EXERCISE GOAL =>
Could you write out the records below exactly as they appear?

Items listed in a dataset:
☆ ☆ ☆ ☆ ☆ ☆ ☆
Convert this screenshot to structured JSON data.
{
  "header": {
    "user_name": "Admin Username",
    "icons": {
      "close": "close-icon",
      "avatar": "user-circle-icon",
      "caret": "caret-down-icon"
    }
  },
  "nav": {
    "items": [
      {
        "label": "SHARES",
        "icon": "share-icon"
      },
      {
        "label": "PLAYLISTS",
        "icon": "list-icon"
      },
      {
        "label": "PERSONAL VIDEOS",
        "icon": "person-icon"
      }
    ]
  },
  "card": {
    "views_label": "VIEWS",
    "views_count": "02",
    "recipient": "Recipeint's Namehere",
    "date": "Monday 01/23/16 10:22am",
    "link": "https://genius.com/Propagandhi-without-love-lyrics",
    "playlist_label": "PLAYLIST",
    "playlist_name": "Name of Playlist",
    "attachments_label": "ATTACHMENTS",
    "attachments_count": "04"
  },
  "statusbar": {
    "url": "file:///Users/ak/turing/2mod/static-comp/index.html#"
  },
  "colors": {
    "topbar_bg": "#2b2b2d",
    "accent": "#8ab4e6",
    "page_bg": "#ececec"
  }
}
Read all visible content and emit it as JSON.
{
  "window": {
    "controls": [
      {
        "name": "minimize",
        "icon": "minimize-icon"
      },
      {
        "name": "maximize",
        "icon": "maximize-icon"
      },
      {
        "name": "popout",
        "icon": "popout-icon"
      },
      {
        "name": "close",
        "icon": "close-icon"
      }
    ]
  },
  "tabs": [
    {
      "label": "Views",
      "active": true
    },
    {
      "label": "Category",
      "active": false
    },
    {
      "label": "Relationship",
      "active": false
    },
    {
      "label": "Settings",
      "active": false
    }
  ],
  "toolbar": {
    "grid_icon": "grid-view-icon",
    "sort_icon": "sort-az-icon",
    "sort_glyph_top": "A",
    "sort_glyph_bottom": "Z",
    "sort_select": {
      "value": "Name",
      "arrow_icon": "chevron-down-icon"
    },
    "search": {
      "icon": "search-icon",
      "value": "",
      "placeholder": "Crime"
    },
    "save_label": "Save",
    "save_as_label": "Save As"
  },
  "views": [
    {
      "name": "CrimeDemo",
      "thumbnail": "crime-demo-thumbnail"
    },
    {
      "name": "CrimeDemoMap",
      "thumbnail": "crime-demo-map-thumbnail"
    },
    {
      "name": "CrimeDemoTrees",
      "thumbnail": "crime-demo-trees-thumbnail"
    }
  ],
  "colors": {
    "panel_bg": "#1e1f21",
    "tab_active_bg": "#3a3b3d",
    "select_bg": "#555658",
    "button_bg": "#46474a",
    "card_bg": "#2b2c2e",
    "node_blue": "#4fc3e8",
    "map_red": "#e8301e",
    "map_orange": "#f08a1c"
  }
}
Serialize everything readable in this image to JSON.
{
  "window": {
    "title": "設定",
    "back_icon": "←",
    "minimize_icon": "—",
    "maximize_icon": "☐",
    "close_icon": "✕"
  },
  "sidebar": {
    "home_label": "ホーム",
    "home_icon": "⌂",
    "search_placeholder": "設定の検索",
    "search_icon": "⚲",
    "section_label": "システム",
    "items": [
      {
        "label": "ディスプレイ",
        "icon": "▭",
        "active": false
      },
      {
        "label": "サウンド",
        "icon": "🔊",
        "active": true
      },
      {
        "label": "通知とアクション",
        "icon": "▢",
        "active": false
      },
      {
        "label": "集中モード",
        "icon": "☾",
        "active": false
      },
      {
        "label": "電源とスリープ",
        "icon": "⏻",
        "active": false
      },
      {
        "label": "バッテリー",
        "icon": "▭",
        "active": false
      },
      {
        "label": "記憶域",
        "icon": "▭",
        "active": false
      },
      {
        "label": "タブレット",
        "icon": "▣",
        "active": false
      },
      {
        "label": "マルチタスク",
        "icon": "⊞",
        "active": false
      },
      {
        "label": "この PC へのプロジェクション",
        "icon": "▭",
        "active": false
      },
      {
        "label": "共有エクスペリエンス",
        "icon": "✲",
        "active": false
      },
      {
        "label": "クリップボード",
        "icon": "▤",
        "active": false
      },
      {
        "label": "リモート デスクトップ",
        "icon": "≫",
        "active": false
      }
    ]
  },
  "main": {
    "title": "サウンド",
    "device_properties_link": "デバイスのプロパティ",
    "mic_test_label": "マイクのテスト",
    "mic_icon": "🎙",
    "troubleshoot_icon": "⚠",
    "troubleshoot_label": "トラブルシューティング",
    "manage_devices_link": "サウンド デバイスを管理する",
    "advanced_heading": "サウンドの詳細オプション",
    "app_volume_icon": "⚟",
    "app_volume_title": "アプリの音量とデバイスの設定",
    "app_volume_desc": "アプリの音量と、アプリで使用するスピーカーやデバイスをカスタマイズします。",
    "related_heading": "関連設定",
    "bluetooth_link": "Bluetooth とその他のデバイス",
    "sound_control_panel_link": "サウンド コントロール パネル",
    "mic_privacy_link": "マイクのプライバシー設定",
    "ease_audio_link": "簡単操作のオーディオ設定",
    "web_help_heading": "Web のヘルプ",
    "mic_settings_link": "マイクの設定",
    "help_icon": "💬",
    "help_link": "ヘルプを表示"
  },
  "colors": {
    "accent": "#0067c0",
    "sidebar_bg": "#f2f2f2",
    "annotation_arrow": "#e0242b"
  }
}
☆ ☆ ☆ ☆ ☆ ☆ ☆
SOLUTION TO THIS TASK =>
Convert this screenshot to structured JSON data.
{
  "header": {
    "user_name": "Admin Username",
    "icons": {
      "close": "close-icon",
      "avatar": "user-circle-icon",
      "caret": "caret-down-icon"
    }
  },
  "nav": {
    "items": [
      {
        "label": "SHARES",
        "icon": "share-icon"
      },
      {
        "label": "PLAYLISTS",
        "icon": "list-icon"
      },
      {
        "label": "PERSONAL VIDEOS",
        "icon": "person-icon"
      }
    ]
  },
  "card": {
    "views_label": "VIEWS",
    "views_count": "02",
    "recipient": "Recipeint's Namehere",
    "date": "Monday 01/23/16 10:22am",
    "link": "https://genius.com/Propagandhi-without-love-lyrics",
    "playlist_label": "PLAYLIST",
    "playlist_name": "Name of Playlist",
    "attachments_label": "ATTACHMENTS",
    "attachments_count": "04"
  },
  "statusbar": {
    "url": "file:///Users/ak/turing/2mod/static-comp/index.html#"
  },
  "colors": {
    "topbar_bg": "#2b2b2d",
    "accent": "#8ab4e6",
    "page_bg": "#ececec"
  }
}
Read all visible content and emit it as JSON.
{
  "window": {
    "controls": [
      {
        "name": "minimize",
        "icon": "minimize-icon"
      },
      {
        "name": "maximize",
        "icon": "maximize-icon"
      },
      {
        "name": "popout",
        "icon": "popout-icon"
      },
      {
        "name": "close",
        "icon": "close-icon"
      }
    ]
  },
  "tabs": [
    {
      "label": "Views",
      "active": true
    },
    {
      "label": "Category",
      "active": false
    },
    {
      "label": "Relationship",
      "active": false
    },
    {
      "label": "Settings",
      "active": false
    }
  ],
  "toolbar": {
    "grid_icon": "grid-view-icon",
    "sort_icon": "sort-az-icon",
    "sort_glyph_top": "A",
    "sort_glyph_bottom": "Z",
    "sort_select": {
      "value": "Name",
      "arrow_icon": "chevron-down-icon"
    },
    "search": {
      "icon": "search-icon",
      "value": "",
      "placeholder": "Crime"
    },
    "save_label": "Save",
    "save_as_label": "Save As"
  },
  "views": [
    {
      "name": "CrimeDemo",
      "thumbnail": "crime-demo-thumbnail"
    },
    {
      "name": "CrimeDemoMap",
      "thumbnail": "crime-demo-map-thumbnail"
    },
    {
      "name": "CrimeDemoTrees",
      "thumbnail": "crime-demo-trees-thumbnail"
    }
  ],
  "colors": {
    "panel_bg": "#1e1f21",
    "tab_active_bg": "#3a3b3d",
    "select_bg": "#555658",
    "button_bg": "#46474a",
    "card_bg": "#2b2c2e",
    "node_blue": "#4fc3e8",
    "map_red": "#e8301e",
    "map_orange": "#f08a1c"
  }
}
Serialize everything readable in this image to JSON.
{
  "window": {
    "title": "設定",
    "back_icon": "←",
    "minimize_icon": "—",
    "maximize_icon": "☐",
    "close_icon": "✕"
  },
  "sidebar": {
    "home_label": "ホーム",
    "home_icon": "⌂",
    "search_placeholder": "設定の検索",
    "search_icon": "⚲",
    "section_label": "システム",
    "items": [
      {
        "label": "ディスプレイ",
        "icon": "▭",
        "active": false
      },
      {
        "label": "サウンド",
        "icon": "🔊",
        "active": true
      },
      {
        "label": "通知とアクション",
        "icon": "▢",
        "active": false
      },
      {
        "label": "集中モード",
        "icon": "☾",
        "active": false
      },
      {
        "label": "電源とスリープ",
        "icon": "⏻",
        "active": false
      },
      {
        "label": "バッテリー",
        "icon": "▭",
        "active": false
      },
      {
        "label": "記憶域",
        "icon": "▭",
        "active": false
      },
      {
        "label": "タブレット",
        "icon": "▣",
        "active": false
      },
      {
        "label": "マルチタスク",
        "icon": "⊞",
        "active": false
      },
      {
        "label": "この PC へのプロジェクション",
        "icon": "▭",
        "active": false
      },
      {
        "label": "共有エクスペリエンス",
        "icon": "✲",
        "active": false
      },
      {
        "label": "クリップボード",
        "icon": "▤",
        "active": false
      },
      {
        "label": "リモート デスクトップ",
        "icon": "≫",
        "active": false
      }
    ]
  },
  "main": {
    "title": "サウンド",
    "device_properties_link": "デバイスのプロパティ",
    "mic_test_label": "マイクのテスト",
    "mic_icon": "🎙",
    "troubleshoot_icon": "⚠",
    "troubleshoot_label": "トラブルシューティング",
    "manage_devices_link": "サウンド デバイスを管理する",
    "advanced_heading": "サウンドの詳細オプション",
    "app_volume_icon": "⚟",
    "app_volume_title": "アプリの音量とデバイスの設定",
    "app_volume_desc": "アプリの音量と、アプリで使用するスピーカーやデバイスをカスタマイズします。",
    "related_heading": "関連設定",
    "bluetooth_link": "Bluetooth とその他のデバイス",
    "sound_control_panel_link": "サウンド コントロール パネル",
    "mic_privacy_link": "マイクのプライバシー設定",
    "ease_audio_link": "簡単操作のオーディオ設定",
    "web_help_heading": "Web のヘルプ",
    "mic_settings_link": "マイクの設定",
    "help_icon": "💬",
    "help_link": "ヘルプを表示"
  },
  "colors": {
    "accent": "#0067c0",
    "sidebar_bg": "#f2f2f2",
    "annotation_arrow": "#e0242b"
  }
}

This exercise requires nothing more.